=== Material to process ===
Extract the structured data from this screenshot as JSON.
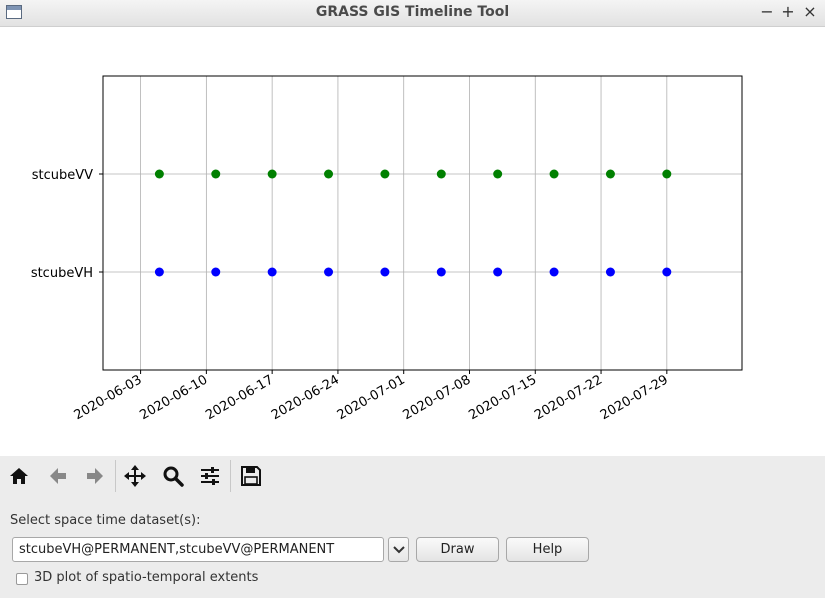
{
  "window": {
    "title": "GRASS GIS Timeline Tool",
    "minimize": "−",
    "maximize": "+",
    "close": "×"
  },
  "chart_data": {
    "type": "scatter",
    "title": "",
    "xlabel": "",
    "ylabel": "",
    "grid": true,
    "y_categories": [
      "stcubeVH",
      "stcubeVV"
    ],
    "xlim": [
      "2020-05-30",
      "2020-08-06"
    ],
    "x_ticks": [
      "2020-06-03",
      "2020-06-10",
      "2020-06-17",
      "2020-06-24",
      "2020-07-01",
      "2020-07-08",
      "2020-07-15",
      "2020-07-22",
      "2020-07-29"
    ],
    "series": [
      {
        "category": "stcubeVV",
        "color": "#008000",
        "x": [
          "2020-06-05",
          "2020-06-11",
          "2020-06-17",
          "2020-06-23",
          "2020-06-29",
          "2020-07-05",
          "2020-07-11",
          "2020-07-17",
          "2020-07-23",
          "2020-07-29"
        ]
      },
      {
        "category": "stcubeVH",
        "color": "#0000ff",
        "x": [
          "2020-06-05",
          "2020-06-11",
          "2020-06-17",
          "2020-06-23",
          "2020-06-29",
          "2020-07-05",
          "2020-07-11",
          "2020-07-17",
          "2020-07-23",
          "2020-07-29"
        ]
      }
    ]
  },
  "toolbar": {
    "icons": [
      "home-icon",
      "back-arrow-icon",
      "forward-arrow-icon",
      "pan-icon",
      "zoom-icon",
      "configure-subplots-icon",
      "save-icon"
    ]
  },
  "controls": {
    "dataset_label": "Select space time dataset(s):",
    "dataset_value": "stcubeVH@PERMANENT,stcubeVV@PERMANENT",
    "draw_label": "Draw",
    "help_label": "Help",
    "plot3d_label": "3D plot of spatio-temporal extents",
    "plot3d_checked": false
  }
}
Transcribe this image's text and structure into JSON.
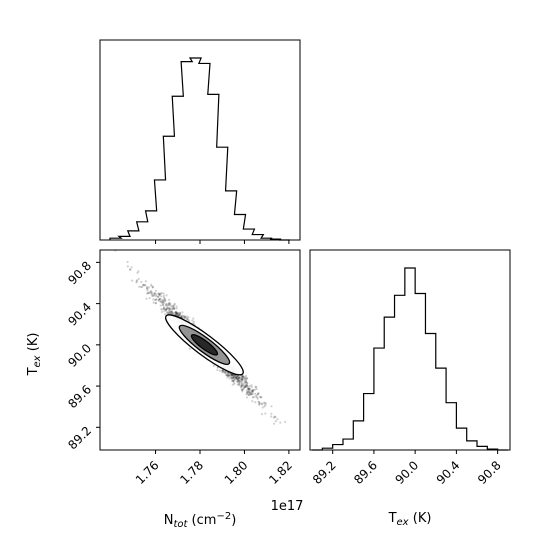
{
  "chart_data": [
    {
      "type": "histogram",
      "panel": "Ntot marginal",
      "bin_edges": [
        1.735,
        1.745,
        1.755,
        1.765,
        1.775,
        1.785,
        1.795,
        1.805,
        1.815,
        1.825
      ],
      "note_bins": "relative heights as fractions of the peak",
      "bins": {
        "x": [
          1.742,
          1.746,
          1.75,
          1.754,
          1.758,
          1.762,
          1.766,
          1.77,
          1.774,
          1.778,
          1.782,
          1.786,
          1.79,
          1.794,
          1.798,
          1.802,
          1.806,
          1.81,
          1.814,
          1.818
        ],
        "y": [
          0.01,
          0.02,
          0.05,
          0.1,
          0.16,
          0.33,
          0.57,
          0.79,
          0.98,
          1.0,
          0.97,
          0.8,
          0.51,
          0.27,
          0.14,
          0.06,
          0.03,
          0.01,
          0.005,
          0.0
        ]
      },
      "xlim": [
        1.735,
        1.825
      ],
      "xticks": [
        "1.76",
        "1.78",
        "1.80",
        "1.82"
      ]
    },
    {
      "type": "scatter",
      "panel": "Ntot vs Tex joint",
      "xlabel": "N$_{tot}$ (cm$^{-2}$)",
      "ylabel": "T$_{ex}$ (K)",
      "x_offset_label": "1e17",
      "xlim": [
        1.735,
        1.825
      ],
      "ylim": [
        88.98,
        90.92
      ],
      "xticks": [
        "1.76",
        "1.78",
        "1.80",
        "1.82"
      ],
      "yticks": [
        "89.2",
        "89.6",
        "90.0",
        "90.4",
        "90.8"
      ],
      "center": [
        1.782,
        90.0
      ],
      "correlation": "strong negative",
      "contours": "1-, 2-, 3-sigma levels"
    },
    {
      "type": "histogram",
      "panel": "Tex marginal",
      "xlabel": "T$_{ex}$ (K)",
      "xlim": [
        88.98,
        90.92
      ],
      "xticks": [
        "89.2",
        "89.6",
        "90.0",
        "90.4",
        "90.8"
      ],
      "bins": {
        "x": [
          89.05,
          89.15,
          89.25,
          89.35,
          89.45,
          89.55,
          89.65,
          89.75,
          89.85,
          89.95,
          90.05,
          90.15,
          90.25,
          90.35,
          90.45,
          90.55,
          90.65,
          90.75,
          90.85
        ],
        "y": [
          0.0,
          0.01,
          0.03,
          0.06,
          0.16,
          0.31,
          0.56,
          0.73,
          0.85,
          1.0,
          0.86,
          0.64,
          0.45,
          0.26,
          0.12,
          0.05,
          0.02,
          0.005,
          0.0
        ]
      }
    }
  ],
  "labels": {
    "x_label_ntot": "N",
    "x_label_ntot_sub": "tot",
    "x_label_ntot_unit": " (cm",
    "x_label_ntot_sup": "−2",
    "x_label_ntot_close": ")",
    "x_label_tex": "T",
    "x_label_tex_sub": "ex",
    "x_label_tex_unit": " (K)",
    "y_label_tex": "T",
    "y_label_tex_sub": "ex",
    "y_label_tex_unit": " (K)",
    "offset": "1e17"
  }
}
===
Lines holding the word "stcubeVH" in the entries above are the ones to pull out. Copy them all.

      "stcubeVH",
        "category": "stcubeVH",
    "dataset_value": "stcubeVH@PERMANENT,stcubeVV@PERMANENT",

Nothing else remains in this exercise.